Exercise requirements: Every entry that follows should be reproduced exactly.
════════
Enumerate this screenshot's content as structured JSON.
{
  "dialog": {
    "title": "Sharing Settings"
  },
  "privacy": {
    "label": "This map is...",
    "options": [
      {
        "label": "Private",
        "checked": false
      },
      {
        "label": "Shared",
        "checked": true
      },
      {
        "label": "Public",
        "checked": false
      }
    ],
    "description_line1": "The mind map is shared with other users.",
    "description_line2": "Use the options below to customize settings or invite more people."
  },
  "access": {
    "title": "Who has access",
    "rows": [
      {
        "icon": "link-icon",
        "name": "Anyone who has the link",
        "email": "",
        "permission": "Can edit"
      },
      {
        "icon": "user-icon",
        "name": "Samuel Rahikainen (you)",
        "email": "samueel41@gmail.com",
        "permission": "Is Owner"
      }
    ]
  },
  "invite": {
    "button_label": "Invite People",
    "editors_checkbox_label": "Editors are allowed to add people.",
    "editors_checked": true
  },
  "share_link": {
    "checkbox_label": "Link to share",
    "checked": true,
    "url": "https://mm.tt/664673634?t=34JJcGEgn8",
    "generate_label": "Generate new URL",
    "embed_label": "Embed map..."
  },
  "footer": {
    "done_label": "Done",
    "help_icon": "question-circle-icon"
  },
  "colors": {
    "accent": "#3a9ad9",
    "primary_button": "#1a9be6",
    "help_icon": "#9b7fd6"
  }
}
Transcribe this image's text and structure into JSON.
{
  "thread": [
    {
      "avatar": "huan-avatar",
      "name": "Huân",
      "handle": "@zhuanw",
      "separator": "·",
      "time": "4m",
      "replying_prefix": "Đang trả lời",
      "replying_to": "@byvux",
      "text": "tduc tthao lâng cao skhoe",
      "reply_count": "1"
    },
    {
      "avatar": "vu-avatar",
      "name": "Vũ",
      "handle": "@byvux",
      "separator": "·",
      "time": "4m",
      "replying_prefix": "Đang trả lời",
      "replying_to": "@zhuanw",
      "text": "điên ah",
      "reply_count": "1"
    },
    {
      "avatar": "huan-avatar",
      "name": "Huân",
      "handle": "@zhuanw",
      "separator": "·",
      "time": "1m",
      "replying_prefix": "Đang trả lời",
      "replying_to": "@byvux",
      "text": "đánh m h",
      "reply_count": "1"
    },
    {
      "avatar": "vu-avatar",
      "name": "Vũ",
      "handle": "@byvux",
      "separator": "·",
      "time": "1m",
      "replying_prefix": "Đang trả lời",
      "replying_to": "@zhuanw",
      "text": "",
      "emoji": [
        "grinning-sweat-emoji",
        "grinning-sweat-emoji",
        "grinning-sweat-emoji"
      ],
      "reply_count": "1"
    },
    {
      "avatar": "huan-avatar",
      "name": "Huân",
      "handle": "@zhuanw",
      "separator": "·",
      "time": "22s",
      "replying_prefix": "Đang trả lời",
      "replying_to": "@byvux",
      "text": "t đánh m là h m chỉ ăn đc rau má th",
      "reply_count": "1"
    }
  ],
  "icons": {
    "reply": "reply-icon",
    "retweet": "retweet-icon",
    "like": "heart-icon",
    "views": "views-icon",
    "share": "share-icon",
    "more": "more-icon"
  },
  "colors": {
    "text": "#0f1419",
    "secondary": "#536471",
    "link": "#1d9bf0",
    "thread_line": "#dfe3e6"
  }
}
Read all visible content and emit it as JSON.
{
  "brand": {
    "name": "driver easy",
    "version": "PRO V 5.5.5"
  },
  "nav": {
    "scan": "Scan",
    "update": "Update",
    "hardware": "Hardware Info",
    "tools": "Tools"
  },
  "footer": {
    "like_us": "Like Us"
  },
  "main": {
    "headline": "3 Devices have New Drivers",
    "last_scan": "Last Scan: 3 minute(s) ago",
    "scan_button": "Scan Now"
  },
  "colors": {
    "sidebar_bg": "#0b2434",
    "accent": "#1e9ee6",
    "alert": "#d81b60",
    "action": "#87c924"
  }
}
════════
Written response:
Enumerate this screenshot's content as structured JSON.
{
  "dialog": {
    "title": "Sharing Settings"
  },
  "privacy": {
    "label": "This map is...",
    "options": [
      {
        "label": "Private",
        "checked": false
      },
      {
        "label": "Shared",
        "checked": true
      },
      {
        "label": "Public",
        "checked": false
      }
    ],
    "description_line1": "The mind map is shared with other users.",
    "description_line2": "Use the options below to customize settings or invite more people."
  },
  "access": {
    "title": "Who has access",
    "rows": [
      {
        "icon": "link-icon",
        "name": "Anyone who has the link",
        "email": "",
        "permission": "Can edit"
      },
      {
        "icon": "user-icon",
        "name": "Samuel Rahikainen (you)",
        "email": "samueel41@gmail.com",
        "permission": "Is Owner"
      }
    ]
  },
  "invite": {
    "button_label": "Invite People",
    "editors_checkbox_label": "Editors are allowed to add people.",
    "editors_checked": true
  },
  "share_link": {
    "checkbox_label": "Link to share",
    "checked": true,
    "url": "https://mm.tt/664673634?t=34JJcGEgn8",
    "generate_label": "Generate new URL",
    "embed_label": "Embed map..."
  },
  "footer": {
    "done_label": "Done",
    "help_icon": "question-circle-icon"
  },
  "colors": {
    "accent": "#3a9ad9",
    "primary_button": "#1a9be6",
    "help_icon": "#9b7fd6"
  }
}
Transcribe this image's text and structure into JSON.
{
  "thread": [
    {
      "avatar": "huan-avatar",
      "name": "Huân",
      "handle": "@zhuanw",
      "separator": "·",
      "time": "4m",
      "replying_prefix": "Đang trả lời",
      "replying_to": "@byvux",
      "text": "tduc tthao lâng cao skhoe",
      "reply_count": "1"
    },
    {
      "avatar": "vu-avatar",
      "name": "Vũ",
      "handle": "@byvux",
      "separator": "·",
      "time": "4m",
      "replying_prefix": "Đang trả lời",
      "replying_to": "@zhuanw",
      "text": "điên ah",
      "reply_count": "1"
    },
    {
      "avatar": "huan-avatar",
      "name": "Huân",
      "handle": "@zhuanw",
      "separator": "·",
      "time": "1m",
      "replying_prefix": "Đang trả lời",
      "replying_to": "@byvux",
      "text": "đánh m h",
      "reply_count": "1"
    },
    {
      "avatar": "vu-avatar",
      "name": "Vũ",
      "handle": "@byvux",
      "separator": "·",
      "time": "1m",
      "replying_prefix": "Đang trả lời",
      "replying_to": "@zhuanw",
      "text": "",
      "emoji": [
        "grinning-sweat-emoji",
        "grinning-sweat-emoji",
        "grinning-sweat-emoji"
      ],
      "reply_count": "1"
    },
    {
      "avatar": "huan-avatar",
      "name": "Huân",
      "handle": "@zhuanw",
      "separator": "·",
      "time": "22s",
      "replying_prefix": "Đang trả lời",
      "replying_to": "@byvux",
      "text": "t đánh m là h m chỉ ăn đc rau má th",
      "reply_count": "1"
    }
  ],
  "icons": {
    "reply": "reply-icon",
    "retweet": "retweet-icon",
    "like": "heart-icon",
    "views": "views-icon",
    "share": "share-icon",
    "more": "more-icon"
  },
  "colors": {
    "text": "#0f1419",
    "secondary": "#536471",
    "link": "#1d9bf0",
    "thread_line": "#dfe3e6"
  }
}
Read all visible content and emit it as JSON.
{
  "brand": {
    "name": "driver easy",
    "version": "PRO V 5.5.5"
  },
  "nav": {
    "scan": "Scan",
    "update": "Update",
    "hardware": "Hardware Info",
    "tools": "Tools"
  },
  "footer": {
    "like_us": "Like Us"
  },
  "main": {
    "headline": "3 Devices have New Drivers",
    "last_scan": "Last Scan: 3 minute(s) ago",
    "scan_button": "Scan Now"
  },
  "colors": {
    "sidebar_bg": "#0b2434",
    "accent": "#1e9ee6",
    "alert": "#d81b60",
    "action": "#87c924"
  }
}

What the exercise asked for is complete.